Stated goal.
Copy out every record below, word for word.

Task data.
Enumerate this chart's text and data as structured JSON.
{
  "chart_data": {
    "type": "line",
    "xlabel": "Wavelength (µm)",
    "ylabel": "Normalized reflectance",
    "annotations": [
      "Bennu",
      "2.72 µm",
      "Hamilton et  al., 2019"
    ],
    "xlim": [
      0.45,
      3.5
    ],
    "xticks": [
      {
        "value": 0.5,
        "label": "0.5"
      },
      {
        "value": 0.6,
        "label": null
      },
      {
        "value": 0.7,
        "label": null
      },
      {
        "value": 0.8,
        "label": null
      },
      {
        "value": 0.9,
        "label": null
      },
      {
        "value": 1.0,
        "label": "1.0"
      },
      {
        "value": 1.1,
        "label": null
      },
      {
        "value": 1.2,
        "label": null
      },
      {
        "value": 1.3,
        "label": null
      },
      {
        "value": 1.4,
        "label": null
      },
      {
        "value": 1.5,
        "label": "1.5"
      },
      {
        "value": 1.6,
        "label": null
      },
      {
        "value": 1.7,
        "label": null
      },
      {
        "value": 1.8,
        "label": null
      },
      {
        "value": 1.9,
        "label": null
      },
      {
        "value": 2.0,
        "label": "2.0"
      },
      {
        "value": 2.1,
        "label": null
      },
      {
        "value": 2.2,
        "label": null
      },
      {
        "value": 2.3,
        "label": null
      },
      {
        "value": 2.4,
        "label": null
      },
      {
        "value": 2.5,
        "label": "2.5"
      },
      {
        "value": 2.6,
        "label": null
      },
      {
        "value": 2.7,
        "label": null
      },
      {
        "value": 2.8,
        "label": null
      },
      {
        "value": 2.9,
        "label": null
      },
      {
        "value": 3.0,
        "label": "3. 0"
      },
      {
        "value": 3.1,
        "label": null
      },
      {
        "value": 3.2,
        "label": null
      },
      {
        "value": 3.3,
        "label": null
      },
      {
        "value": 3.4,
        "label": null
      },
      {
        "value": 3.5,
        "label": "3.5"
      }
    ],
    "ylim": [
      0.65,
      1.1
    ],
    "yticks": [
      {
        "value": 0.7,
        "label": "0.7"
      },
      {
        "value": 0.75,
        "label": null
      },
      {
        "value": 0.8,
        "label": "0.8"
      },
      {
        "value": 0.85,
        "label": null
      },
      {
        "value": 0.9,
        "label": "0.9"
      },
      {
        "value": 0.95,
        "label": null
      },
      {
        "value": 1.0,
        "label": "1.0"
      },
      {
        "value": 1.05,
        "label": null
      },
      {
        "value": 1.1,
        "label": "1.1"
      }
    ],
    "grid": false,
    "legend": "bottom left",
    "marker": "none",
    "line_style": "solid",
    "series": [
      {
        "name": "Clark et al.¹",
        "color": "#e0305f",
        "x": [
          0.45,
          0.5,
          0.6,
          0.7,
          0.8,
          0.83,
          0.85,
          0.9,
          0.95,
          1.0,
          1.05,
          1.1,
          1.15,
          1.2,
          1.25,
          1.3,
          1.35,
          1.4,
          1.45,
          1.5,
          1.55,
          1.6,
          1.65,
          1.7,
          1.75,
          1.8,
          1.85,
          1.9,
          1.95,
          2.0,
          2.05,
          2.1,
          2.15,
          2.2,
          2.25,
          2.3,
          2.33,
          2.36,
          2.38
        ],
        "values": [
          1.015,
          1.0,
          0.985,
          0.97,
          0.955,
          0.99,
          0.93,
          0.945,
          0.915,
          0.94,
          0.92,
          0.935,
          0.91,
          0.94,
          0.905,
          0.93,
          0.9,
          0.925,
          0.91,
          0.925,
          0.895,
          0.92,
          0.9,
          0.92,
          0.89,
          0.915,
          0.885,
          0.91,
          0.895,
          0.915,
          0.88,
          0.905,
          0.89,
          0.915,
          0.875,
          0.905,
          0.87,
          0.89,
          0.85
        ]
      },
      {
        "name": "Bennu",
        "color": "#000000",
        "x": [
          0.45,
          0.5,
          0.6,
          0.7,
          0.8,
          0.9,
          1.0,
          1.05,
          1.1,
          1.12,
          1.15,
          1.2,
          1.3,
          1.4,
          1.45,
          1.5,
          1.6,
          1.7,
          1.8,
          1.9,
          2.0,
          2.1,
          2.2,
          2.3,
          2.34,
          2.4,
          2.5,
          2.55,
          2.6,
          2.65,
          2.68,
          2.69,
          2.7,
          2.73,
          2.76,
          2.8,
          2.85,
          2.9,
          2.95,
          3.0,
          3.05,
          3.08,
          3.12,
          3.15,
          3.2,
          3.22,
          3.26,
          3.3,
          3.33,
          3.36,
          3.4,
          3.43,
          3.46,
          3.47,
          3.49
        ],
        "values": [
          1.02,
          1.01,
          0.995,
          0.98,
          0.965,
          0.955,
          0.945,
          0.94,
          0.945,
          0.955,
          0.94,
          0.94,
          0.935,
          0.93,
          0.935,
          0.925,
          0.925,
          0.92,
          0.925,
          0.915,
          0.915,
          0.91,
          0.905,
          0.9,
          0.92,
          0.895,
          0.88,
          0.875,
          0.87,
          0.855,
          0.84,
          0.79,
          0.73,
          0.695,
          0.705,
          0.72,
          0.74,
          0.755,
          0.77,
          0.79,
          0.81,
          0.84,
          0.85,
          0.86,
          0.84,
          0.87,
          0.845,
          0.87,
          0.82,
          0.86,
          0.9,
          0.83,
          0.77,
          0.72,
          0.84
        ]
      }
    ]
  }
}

Worked solution.
Enumerate this chart's text and data as structured JSON.
{
  "chart_data": {
    "type": "line",
    "xlabel": "Wavelength (µm)",
    "ylabel": "Normalized reflectance",
    "annotations": [
      "Bennu",
      "2.72 µm",
      "Hamilton et  al., 2019"
    ],
    "xlim": [
      0.45,
      3.5
    ],
    "xticks": [
      {
        "value": 0.5,
        "label": "0.5"
      },
      {
        "value": 0.6,
        "label": null
      },
      {
        "value": 0.7,
        "label": null
      },
      {
        "value": 0.8,
        "label": null
      },
      {
        "value": 0.9,
        "label": null
      },
      {
        "value": 1.0,
        "label": "1.0"
      },
      {
        "value": 1.1,
        "label": null
      },
      {
        "value": 1.2,
        "label": null
      },
      {
        "value": 1.3,
        "label": null
      },
      {
        "value": 1.4,
        "label": null
      },
      {
        "value": 1.5,
        "label": "1.5"
      },
      {
        "value": 1.6,
        "label": null
      },
      {
        "value": 1.7,
        "label": null
      },
      {
        "value": 1.8,
        "label": null
      },
      {
        "value": 1.9,
        "label": null
      },
      {
        "value": 2.0,
        "label": "2.0"
      },
      {
        "value": 2.1,
        "label": null
      },
      {
        "value": 2.2,
        "label": null
      },
      {
        "value": 2.3,
        "label": null
      },
      {
        "value": 2.4,
        "label": null
      },
      {
        "value": 2.5,
        "label": "2.5"
      },
      {
        "value": 2.6,
        "label": null
      },
      {
        "value": 2.7,
        "label": null
      },
      {
        "value": 2.8,
        "label": null
      },
      {
        "value": 2.9,
        "label": null
      },
      {
        "value": 3.0,
        "label": "3. 0"
      },
      {
        "value": 3.1,
        "label": null
      },
      {
        "value": 3.2,
        "label": null
      },
      {
        "value": 3.3,
        "label": null
      },
      {
        "value": 3.4,
        "label": null
      },
      {
        "value": 3.5,
        "label": "3.5"
      }
    ],
    "ylim": [
      0.65,
      1.1
    ],
    "yticks": [
      {
        "value": 0.7,
        "label": "0.7"
      },
      {
        "value": 0.75,
        "label": null
      },
      {
        "value": 0.8,
        "label": "0.8"
      },
      {
        "value": 0.85,
        "label": null
      },
      {
        "value": 0.9,
        "label": "0.9"
      },
      {
        "value": 0.95,
        "label": null
      },
      {
        "value": 1.0,
        "label": "1.0"
      },
      {
        "value": 1.05,
        "label": null
      },
      {
        "value": 1.1,
        "label": "1.1"
      }
    ],
    "grid": false,
    "legend": "bottom left",
    "marker": "none",
    "line_style": "solid",
    "series": [
      {
        "name": "Clark et al.¹",
        "color": "#e0305f",
        "x": [
          0.45,
          0.5,
          0.6,
          0.7,
          0.8,
          0.83,
          0.85,
          0.9,
          0.95,
          1.0,
          1.05,
          1.1,
          1.15,
          1.2,
          1.25,
          1.3,
          1.35,
          1.4,
          1.45,
          1.5,
          1.55,
          1.6,
          1.65,
          1.7,
          1.75,
          1.8,
          1.85,
          1.9,
          1.95,
          2.0,
          2.05,
          2.1,
          2.15,
          2.2,
          2.25,
          2.3,
          2.33,
          2.36,
          2.38
        ],
        "values": [
          1.015,
          1.0,
          0.985,
          0.97,
          0.955,
          0.99,
          0.93,
          0.945,
          0.915,
          0.94,
          0.92,
          0.935,
          0.91,
          0.94,
          0.905,
          0.93,
          0.9,
          0.925,
          0.91,
          0.925,
          0.895,
          0.92,
          0.9,
          0.92,
          0.89,
          0.915,
          0.885,
          0.91,
          0.895,
          0.915,
          0.88,
          0.905,
          0.89,
          0.915,
          0.875,
          0.905,
          0.87,
          0.89,
          0.85
        ]
      },
      {
        "name": "Bennu",
        "color": "#000000",
        "x": [
          0.45,
          0.5,
          0.6,
          0.7,
          0.8,
          0.9,
          1.0,
          1.05,
          1.1,
          1.12,
          1.15,
          1.2,
          1.3,
          1.4,
          1.45,
          1.5,
          1.6,
          1.7,
          1.8,
          1.9,
          2.0,
          2.1,
          2.2,
          2.3,
          2.34,
          2.4,
          2.5,
          2.55,
          2.6,
          2.65,
          2.68,
          2.69,
          2.7,
          2.73,
          2.76,
          2.8,
          2.85,
          2.9,
          2.95,
          3.0,
          3.05,
          3.08,
          3.12,
          3.15,
          3.2,
          3.22,
          3.26,
          3.3,
          3.33,
          3.36,
          3.4,
          3.43,
          3.46,
          3.47,
          3.49
        ],
        "values": [
          1.02,
          1.01,
          0.995,
          0.98,
          0.965,
          0.955,
          0.945,
          0.94,
          0.945,
          0.955,
          0.94,
          0.94,
          0.935,
          0.93,
          0.935,
          0.925,
          0.925,
          0.92,
          0.925,
          0.915,
          0.915,
          0.91,
          0.905,
          0.9,
          0.92,
          0.895,
          0.88,
          0.875,
          0.87,
          0.855,
          0.84,
          0.79,
          0.73,
          0.695,
          0.705,
          0.72,
          0.74,
          0.755,
          0.77,
          0.79,
          0.81,
          0.84,
          0.85,
          0.86,
          0.84,
          0.87,
          0.845,
          0.87,
          0.82,
          0.86,
          0.9,
          0.83,
          0.77,
          0.72,
          0.84
        ]
      }
    ]
  }
}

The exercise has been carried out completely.